The records that follow should be retyped word for word.

★ ★ ★ ★ ★

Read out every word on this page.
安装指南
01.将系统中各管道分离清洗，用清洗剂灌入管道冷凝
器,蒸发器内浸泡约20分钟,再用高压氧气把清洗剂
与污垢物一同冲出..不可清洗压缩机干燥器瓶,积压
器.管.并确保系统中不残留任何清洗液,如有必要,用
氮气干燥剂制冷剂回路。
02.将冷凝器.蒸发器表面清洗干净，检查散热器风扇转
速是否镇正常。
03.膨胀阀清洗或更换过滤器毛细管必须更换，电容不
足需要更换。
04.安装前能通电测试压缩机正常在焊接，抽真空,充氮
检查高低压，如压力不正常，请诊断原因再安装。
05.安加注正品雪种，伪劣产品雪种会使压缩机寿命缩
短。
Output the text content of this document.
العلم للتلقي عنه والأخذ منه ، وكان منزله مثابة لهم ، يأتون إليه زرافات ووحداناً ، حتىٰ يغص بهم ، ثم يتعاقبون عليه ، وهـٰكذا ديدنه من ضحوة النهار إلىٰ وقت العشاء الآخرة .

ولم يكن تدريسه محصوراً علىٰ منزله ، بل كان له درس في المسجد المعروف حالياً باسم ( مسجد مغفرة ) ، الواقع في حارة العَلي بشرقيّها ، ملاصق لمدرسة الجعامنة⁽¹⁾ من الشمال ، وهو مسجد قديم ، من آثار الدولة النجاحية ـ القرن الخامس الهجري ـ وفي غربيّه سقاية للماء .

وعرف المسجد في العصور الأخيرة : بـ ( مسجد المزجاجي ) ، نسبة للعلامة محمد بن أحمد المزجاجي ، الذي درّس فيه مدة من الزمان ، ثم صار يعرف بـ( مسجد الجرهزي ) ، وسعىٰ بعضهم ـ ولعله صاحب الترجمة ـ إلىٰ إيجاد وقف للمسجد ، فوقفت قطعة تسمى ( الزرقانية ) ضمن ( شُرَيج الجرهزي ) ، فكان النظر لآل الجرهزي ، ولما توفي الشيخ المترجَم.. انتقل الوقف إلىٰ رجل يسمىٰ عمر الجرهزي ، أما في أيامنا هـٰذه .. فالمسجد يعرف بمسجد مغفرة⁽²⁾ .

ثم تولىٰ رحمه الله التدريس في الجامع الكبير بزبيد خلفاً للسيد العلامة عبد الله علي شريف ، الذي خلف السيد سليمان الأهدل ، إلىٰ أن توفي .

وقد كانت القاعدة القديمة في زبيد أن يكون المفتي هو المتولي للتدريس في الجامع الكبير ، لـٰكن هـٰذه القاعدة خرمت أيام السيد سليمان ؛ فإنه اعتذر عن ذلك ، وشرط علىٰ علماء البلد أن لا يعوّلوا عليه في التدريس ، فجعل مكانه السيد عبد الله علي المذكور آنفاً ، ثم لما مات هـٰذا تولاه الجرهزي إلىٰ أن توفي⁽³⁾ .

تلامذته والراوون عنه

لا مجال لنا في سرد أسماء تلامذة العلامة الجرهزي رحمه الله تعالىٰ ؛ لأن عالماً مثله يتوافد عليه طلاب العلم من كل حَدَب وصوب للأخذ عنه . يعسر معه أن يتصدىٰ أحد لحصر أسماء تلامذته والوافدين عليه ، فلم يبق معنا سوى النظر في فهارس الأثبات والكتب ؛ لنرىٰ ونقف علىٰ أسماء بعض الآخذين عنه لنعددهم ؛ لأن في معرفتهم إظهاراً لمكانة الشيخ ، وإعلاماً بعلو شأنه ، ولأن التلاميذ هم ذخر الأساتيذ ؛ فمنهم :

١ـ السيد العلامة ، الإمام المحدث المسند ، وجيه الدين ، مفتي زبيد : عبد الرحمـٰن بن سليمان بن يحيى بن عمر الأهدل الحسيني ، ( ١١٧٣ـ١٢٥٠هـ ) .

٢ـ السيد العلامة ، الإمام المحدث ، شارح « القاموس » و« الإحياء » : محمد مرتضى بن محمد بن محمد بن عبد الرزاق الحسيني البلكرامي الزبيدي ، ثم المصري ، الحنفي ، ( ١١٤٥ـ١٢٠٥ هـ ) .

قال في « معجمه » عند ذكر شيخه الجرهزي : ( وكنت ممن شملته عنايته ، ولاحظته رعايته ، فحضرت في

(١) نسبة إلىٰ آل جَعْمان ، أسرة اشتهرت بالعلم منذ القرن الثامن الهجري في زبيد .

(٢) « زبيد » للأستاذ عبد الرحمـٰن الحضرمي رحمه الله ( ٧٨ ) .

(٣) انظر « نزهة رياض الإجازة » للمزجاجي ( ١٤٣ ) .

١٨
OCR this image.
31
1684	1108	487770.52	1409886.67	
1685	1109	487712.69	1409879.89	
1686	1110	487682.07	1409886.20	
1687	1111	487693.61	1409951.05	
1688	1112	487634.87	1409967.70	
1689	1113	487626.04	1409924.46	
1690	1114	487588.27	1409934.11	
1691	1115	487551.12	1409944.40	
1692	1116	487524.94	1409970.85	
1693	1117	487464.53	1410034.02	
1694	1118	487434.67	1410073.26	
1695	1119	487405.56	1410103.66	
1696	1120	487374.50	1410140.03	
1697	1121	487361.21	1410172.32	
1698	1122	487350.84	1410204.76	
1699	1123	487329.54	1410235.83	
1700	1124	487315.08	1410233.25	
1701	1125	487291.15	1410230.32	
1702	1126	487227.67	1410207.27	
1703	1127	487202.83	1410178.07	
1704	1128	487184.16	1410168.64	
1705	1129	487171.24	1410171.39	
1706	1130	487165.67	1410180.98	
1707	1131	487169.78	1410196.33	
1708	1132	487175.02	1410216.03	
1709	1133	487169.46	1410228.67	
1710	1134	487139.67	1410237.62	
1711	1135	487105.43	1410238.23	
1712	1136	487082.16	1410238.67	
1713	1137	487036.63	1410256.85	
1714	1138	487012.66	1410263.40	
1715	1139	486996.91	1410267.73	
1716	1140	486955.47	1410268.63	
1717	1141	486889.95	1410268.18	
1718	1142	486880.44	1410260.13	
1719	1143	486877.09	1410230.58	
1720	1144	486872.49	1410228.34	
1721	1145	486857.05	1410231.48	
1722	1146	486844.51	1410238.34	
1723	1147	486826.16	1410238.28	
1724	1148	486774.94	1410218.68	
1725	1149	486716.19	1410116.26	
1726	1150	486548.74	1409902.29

★ ★ ★ ★ ★

## Correct output
Read out every word on this page.
安装指南
01.将系统中各管道分离清洗，用清洗剂灌入管道冷凝
器,蒸发器内浸泡约20分钟,再用高压氧气把清洗剂
与污垢物一同冲出..不可清洗压缩机干燥器瓶,积压
器.管.并确保系统中不残留任何清洗液,如有必要,用
氮气干燥剂制冷剂回路。
02.将冷凝器.蒸发器表面清洗干净，检查散热器风扇转
速是否镇正常。
03.膨胀阀清洗或更换过滤器毛细管必须更换，电容不
足需要更换。
04.安装前能通电测试压缩机正常在焊接，抽真空,充氮
检查高低压，如压力不正常，请诊断原因再安装。
05.安加注正品雪种，伪劣产品雪种会使压缩机寿命缩
短。
Output the text content of this document.
العلم للتلقي عنه والأخذ منه ، وكان منزله مثابة لهم ، يأتون إليه زرافات ووحداناً ، حتىٰ يغص بهم ، ثم يتعاقبون عليه ، وهـٰكذا ديدنه من ضحوة النهار إلىٰ وقت العشاء الآخرة .

ولم يكن تدريسه محصوراً علىٰ منزله ، بل كان له درس في المسجد المعروف حالياً باسم ( مسجد مغفرة ) ، الواقع في حارة العَلي بشرقيّها ، ملاصق لمدرسة الجعامنة⁽¹⁾ من الشمال ، وهو مسجد قديم ، من آثار الدولة النجاحية ـ القرن الخامس الهجري ـ وفي غربيّه سقاية للماء .

وعرف المسجد في العصور الأخيرة : بـ ( مسجد المزجاجي ) ، نسبة للعلامة محمد بن أحمد المزجاجي ، الذي درّس فيه مدة من الزمان ، ثم صار يعرف بـ( مسجد الجرهزي ) ، وسعىٰ بعضهم ـ ولعله صاحب الترجمة ـ إلىٰ إيجاد وقف للمسجد ، فوقفت قطعة تسمى ( الزرقانية ) ضمن ( شُرَيج الجرهزي ) ، فكان النظر لآل الجرهزي ، ولما توفي الشيخ المترجَم.. انتقل الوقف إلىٰ رجل يسمىٰ عمر الجرهزي ، أما في أيامنا هـٰذه .. فالمسجد يعرف بمسجد مغفرة⁽²⁾ .

ثم تولىٰ رحمه الله التدريس في الجامع الكبير بزبيد خلفاً للسيد العلامة عبد الله علي شريف ، الذي خلف السيد سليمان الأهدل ، إلىٰ أن توفي .

وقد كانت القاعدة القديمة في زبيد أن يكون المفتي هو المتولي للتدريس في الجامع الكبير ، لـٰكن هـٰذه القاعدة خرمت أيام السيد سليمان ؛ فإنه اعتذر عن ذلك ، وشرط علىٰ علماء البلد أن لا يعوّلوا عليه في التدريس ، فجعل مكانه السيد عبد الله علي المذكور آنفاً ، ثم لما مات هـٰذا تولاه الجرهزي إلىٰ أن توفي⁽³⁾ .

تلامذته والراوون عنه

لا مجال لنا في سرد أسماء تلامذة العلامة الجرهزي رحمه الله تعالىٰ ؛ لأن عالماً مثله يتوافد عليه طلاب العلم من كل حَدَب وصوب للأخذ عنه . يعسر معه أن يتصدىٰ أحد لحصر أسماء تلامذته والوافدين عليه ، فلم يبق معنا سوى النظر في فهارس الأثبات والكتب ؛ لنرىٰ ونقف علىٰ أسماء بعض الآخذين عنه لنعددهم ؛ لأن في معرفتهم إظهاراً لمكانة الشيخ ، وإعلاماً بعلو شأنه ، ولأن التلاميذ هم ذخر الأساتيذ ؛ فمنهم :

١ـ السيد العلامة ، الإمام المحدث المسند ، وجيه الدين ، مفتي زبيد : عبد الرحمـٰن بن سليمان بن يحيى بن عمر الأهدل الحسيني ، ( ١١٧٣ـ١٢٥٠هـ ) .

٢ـ السيد العلامة ، الإمام المحدث ، شارح « القاموس » و« الإحياء » : محمد مرتضى بن محمد بن محمد بن عبد الرزاق الحسيني البلكرامي الزبيدي ، ثم المصري ، الحنفي ، ( ١١٤٥ـ١٢٠٥ هـ ) .

قال في « معجمه » عند ذكر شيخه الجرهزي : ( وكنت ممن شملته عنايته ، ولاحظته رعايته ، فحضرت في

(١) نسبة إلىٰ آل جَعْمان ، أسرة اشتهرت بالعلم منذ القرن الثامن الهجري في زبيد .

(٢) « زبيد » للأستاذ عبد الرحمـٰن الحضرمي رحمه الله ( ٧٨ ) .

(٣) انظر « نزهة رياض الإجازة » للمزجاجي ( ١٤٣ ) .

١٨
OCR this image.
31
1684	1108	487770.52	1409886.67	
1685	1109	487712.69	1409879.89	
1686	1110	487682.07	1409886.20	
1687	1111	487693.61	1409951.05	
1688	1112	487634.87	1409967.70	
1689	1113	487626.04	1409924.46	
1690	1114	487588.27	1409934.11	
1691	1115	487551.12	1409944.40	
1692	1116	487524.94	1409970.85	
1693	1117	487464.53	1410034.02	
1694	1118	487434.67	1410073.26	
1695	1119	487405.56	1410103.66	
1696	1120	487374.50	1410140.03	
1697	1121	487361.21	1410172.32	
1698	1122	487350.84	1410204.76	
1699	1123	487329.54	1410235.83	
1700	1124	487315.08	1410233.25	
1701	1125	487291.15	1410230.32	
1702	1126	487227.67	1410207.27	
1703	1127	487202.83	1410178.07	
1704	1128	487184.16	1410168.64	
1705	1129	487171.24	1410171.39	
1706	1130	487165.67	1410180.98	
1707	1131	487169.78	1410196.33	
1708	1132	487175.02	1410216.03	
1709	1133	487169.46	1410228.67	
1710	1134	487139.67	1410237.62	
1711	1135	487105.43	1410238.23	
1712	1136	487082.16	1410238.67	
1713	1137	487036.63	1410256.85	
1714	1138	487012.66	1410263.40	
1715	1139	486996.91	1410267.73	
1716	1140	486955.47	1410268.63	
1717	1141	486889.95	1410268.18	
1718	1142	486880.44	1410260.13	
1719	1143	486877.09	1410230.58	
1720	1144	486872.49	1410228.34	
1721	1145	486857.05	1410231.48	
1722	1146	486844.51	1410238.34	
1723	1147	486826.16	1410238.28	
1724	1148	486774.94	1410218.68	
1725	1149	486716.19	1410116.26	
1726	1150	486548.74	1409902.29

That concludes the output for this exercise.